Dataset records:
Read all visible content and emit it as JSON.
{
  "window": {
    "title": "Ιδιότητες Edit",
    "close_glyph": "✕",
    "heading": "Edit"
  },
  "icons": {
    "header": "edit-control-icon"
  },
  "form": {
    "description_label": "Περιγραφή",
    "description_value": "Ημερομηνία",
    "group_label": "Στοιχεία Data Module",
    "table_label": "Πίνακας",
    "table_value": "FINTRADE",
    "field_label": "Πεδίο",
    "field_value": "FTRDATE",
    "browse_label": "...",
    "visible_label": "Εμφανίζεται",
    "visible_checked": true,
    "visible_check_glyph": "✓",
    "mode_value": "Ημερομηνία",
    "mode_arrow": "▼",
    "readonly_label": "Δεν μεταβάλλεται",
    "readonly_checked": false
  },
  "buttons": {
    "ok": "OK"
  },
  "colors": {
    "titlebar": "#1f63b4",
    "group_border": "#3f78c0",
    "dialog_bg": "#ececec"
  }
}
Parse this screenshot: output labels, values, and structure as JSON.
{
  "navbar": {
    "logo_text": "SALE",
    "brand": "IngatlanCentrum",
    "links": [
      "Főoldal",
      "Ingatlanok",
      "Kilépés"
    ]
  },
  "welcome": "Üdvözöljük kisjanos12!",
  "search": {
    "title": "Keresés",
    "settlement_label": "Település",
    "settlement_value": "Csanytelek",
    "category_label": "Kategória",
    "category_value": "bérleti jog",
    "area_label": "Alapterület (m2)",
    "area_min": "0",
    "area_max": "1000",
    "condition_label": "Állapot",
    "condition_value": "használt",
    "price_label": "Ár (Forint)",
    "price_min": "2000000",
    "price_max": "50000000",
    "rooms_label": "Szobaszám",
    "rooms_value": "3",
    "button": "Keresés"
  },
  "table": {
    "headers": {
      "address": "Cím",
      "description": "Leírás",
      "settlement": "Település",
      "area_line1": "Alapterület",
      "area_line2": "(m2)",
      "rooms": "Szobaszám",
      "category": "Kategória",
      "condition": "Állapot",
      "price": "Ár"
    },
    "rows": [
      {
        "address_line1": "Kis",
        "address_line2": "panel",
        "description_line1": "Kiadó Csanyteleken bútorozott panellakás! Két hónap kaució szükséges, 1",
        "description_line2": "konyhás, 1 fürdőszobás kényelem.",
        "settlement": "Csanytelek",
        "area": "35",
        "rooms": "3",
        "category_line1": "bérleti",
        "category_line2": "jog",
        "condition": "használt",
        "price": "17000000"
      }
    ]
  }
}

• [Task requirements]: Extract the full listing above without altering anything.

• [Exercise answer]:
Read all visible content and emit it as JSON.
{
  "window": {
    "title": "Ιδιότητες Edit",
    "close_glyph": "✕",
    "heading": "Edit"
  },
  "icons": {
    "header": "edit-control-icon"
  },
  "form": {
    "description_label": "Περιγραφή",
    "description_value": "Ημερομηνία",
    "group_label": "Στοιχεία Data Module",
    "table_label": "Πίνακας",
    "table_value": "FINTRADE",
    "field_label": "Πεδίο",
    "field_value": "FTRDATE",
    "browse_label": "...",
    "visible_label": "Εμφανίζεται",
    "visible_checked": true,
    "visible_check_glyph": "✓",
    "mode_value": "Ημερομηνία",
    "mode_arrow": "▼",
    "readonly_label": "Δεν μεταβάλλεται",
    "readonly_checked": false
  },
  "buttons": {
    "ok": "OK"
  },
  "colors": {
    "titlebar": "#1f63b4",
    "group_border": "#3f78c0",
    "dialog_bg": "#ececec"
  }
}
Parse this screenshot: output labels, values, and structure as JSON.
{
  "navbar": {
    "logo_text": "SALE",
    "brand": "IngatlanCentrum",
    "links": [
      "Főoldal",
      "Ingatlanok",
      "Kilépés"
    ]
  },
  "welcome": "Üdvözöljük kisjanos12!",
  "search": {
    "title": "Keresés",
    "settlement_label": "Település",
    "settlement_value": "Csanytelek",
    "category_label": "Kategória",
    "category_value": "bérleti jog",
    "area_label": "Alapterület (m2)",
    "area_min": "0",
    "area_max": "1000",
    "condition_label": "Állapot",
    "condition_value": "használt",
    "price_label": "Ár (Forint)",
    "price_min": "2000000",
    "price_max": "50000000",
    "rooms_label": "Szobaszám",
    "rooms_value": "3",
    "button": "Keresés"
  },
  "table": {
    "headers": {
      "address": "Cím",
      "description": "Leírás",
      "settlement": "Település",
      "area_line1": "Alapterület",
      "area_line2": "(m2)",
      "rooms": "Szobaszám",
      "category": "Kategória",
      "condition": "Állapot",
      "price": "Ár"
    },
    "rows": [
      {
        "address_line1": "Kis",
        "address_line2": "panel",
        "description_line1": "Kiadó Csanyteleken bútorozott panellakás! Két hónap kaució szükséges, 1",
        "description_line2": "konyhás, 1 fürdőszobás kényelem.",
        "settlement": "Csanytelek",
        "area": "35",
        "rooms": "3",
        "category_line1": "bérleti",
        "category_line2": "jog",
        "condition": "használt",
        "price": "17000000"
      }
    ]
  }
}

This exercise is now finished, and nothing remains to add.